[[ AVAILABLE DATA, beginning ]]

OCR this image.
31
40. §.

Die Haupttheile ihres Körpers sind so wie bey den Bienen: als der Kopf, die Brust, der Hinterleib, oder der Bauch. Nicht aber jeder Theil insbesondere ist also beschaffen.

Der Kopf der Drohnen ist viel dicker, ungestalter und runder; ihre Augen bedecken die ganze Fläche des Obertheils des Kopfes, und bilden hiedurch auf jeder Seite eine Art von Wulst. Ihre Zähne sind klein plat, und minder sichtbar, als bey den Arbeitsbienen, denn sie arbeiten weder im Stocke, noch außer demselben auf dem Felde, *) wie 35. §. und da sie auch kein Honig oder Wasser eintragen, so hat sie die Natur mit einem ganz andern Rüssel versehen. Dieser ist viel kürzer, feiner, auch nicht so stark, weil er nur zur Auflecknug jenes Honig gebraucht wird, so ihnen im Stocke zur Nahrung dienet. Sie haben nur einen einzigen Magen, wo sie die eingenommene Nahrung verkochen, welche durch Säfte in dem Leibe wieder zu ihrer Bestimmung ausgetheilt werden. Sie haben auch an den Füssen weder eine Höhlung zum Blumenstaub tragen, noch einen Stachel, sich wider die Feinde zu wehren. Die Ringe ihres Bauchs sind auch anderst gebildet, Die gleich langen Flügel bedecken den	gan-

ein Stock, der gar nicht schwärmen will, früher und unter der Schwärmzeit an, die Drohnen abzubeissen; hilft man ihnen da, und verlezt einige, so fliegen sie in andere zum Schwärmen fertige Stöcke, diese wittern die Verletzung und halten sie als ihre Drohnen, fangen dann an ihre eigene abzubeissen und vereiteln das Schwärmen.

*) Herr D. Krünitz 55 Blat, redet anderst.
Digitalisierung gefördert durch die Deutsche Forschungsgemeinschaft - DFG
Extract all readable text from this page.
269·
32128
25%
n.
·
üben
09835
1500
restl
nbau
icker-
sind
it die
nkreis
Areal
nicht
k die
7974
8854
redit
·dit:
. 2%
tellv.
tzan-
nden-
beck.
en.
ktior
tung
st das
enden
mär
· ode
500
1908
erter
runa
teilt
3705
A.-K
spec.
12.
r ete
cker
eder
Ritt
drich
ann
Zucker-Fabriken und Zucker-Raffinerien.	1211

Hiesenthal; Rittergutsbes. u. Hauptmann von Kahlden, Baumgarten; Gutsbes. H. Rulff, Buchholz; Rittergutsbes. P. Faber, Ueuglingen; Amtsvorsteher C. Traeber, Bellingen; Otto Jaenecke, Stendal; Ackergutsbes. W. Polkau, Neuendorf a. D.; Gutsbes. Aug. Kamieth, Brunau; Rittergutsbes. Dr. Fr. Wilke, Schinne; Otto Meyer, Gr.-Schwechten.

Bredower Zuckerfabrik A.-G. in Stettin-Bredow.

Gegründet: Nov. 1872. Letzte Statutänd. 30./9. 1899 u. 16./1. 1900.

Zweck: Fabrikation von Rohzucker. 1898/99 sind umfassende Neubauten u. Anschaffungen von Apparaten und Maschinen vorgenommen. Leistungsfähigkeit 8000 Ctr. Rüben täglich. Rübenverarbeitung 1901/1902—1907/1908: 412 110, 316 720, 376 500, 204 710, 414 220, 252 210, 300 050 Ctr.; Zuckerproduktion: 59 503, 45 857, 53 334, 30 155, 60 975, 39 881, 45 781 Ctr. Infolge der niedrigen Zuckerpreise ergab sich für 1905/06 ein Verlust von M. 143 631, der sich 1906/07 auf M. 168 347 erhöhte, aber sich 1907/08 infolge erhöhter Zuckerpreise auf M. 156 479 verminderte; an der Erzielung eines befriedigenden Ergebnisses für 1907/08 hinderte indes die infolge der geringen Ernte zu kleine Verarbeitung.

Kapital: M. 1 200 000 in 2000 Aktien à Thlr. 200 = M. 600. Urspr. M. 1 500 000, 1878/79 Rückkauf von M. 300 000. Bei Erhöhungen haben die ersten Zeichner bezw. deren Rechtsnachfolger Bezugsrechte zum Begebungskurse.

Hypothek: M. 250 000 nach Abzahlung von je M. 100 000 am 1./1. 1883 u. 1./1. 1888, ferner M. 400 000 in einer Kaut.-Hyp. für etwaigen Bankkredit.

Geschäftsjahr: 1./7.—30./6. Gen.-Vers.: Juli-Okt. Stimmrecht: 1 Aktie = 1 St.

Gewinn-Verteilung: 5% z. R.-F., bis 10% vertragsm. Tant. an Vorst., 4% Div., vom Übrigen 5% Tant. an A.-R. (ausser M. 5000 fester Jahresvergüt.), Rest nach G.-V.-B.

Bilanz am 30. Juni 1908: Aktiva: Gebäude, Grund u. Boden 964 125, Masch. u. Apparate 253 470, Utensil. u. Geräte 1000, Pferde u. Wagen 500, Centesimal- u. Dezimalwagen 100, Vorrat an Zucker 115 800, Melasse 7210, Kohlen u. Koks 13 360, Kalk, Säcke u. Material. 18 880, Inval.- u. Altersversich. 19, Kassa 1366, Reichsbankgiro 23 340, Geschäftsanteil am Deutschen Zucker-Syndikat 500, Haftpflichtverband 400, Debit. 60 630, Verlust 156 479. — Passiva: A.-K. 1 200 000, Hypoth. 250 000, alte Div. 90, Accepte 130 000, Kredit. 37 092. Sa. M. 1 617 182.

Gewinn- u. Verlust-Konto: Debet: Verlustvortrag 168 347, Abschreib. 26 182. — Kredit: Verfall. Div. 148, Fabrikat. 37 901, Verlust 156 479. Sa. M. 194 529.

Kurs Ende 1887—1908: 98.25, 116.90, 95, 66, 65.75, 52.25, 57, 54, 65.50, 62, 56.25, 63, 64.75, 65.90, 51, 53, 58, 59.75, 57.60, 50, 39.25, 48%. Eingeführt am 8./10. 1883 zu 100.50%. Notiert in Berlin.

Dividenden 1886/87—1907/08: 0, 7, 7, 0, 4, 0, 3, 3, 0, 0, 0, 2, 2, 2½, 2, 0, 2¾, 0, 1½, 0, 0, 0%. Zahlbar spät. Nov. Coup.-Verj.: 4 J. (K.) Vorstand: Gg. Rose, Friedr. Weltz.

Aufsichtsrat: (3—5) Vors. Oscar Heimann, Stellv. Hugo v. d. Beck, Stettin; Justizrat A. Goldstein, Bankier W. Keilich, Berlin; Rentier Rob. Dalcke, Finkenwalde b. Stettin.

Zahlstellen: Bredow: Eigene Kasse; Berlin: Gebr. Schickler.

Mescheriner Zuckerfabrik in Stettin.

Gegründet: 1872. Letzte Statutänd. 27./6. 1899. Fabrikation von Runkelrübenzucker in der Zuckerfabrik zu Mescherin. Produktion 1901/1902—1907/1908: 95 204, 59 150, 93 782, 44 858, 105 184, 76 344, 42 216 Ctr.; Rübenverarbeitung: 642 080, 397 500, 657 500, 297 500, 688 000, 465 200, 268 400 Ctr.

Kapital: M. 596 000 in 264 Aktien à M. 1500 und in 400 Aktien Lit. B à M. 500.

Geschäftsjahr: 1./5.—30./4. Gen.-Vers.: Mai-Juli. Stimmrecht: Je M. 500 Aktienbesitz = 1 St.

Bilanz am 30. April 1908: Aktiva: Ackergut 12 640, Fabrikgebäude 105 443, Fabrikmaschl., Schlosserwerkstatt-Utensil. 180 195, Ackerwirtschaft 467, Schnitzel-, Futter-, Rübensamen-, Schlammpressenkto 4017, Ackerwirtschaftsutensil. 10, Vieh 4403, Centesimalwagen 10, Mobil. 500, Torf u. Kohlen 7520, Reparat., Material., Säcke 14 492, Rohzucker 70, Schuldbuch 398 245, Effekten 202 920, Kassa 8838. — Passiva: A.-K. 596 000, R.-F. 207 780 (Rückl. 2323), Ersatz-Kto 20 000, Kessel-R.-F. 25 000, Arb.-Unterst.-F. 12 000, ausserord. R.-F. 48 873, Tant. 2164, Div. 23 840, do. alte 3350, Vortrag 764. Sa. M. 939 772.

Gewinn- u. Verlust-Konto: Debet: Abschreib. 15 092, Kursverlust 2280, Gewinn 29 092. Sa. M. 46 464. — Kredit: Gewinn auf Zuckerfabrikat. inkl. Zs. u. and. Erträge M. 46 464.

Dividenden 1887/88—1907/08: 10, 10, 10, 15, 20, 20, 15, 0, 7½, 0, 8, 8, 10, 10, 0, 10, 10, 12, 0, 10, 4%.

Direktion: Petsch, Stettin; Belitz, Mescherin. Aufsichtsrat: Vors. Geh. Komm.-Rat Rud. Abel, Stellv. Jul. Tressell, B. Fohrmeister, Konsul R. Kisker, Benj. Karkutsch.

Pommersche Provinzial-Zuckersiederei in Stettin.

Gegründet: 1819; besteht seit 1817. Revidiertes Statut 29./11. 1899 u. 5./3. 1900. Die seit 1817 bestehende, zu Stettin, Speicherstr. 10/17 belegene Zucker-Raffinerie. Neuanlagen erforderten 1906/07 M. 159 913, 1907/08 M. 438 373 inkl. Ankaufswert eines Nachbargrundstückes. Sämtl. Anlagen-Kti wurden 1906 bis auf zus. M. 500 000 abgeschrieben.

[[ AVAILABLE DATA, end ]]

• WORK ITEM
Would you show each line of the material above that contains the string "Abschreib"?

• PROBLEM SOLUTION
Gewinn- u. Verlust-Konto: Debet: Verlustvortrag 168 347, Abschreib. 26 182. — Kredit: Verfall. Div. 148, Fabrikat. 37 901, Verlust 156 479. Sa. M. 194 529.
Gewinn- u. Verlust-Konto: Debet: Abschreib. 15 092, Kursverlust 2280, Gewinn 29 092. Sa. M. 46 464. — Kredit: Gewinn auf Zuckerfabrikat. inkl. Zs. u. and. Erträge M. 46 464.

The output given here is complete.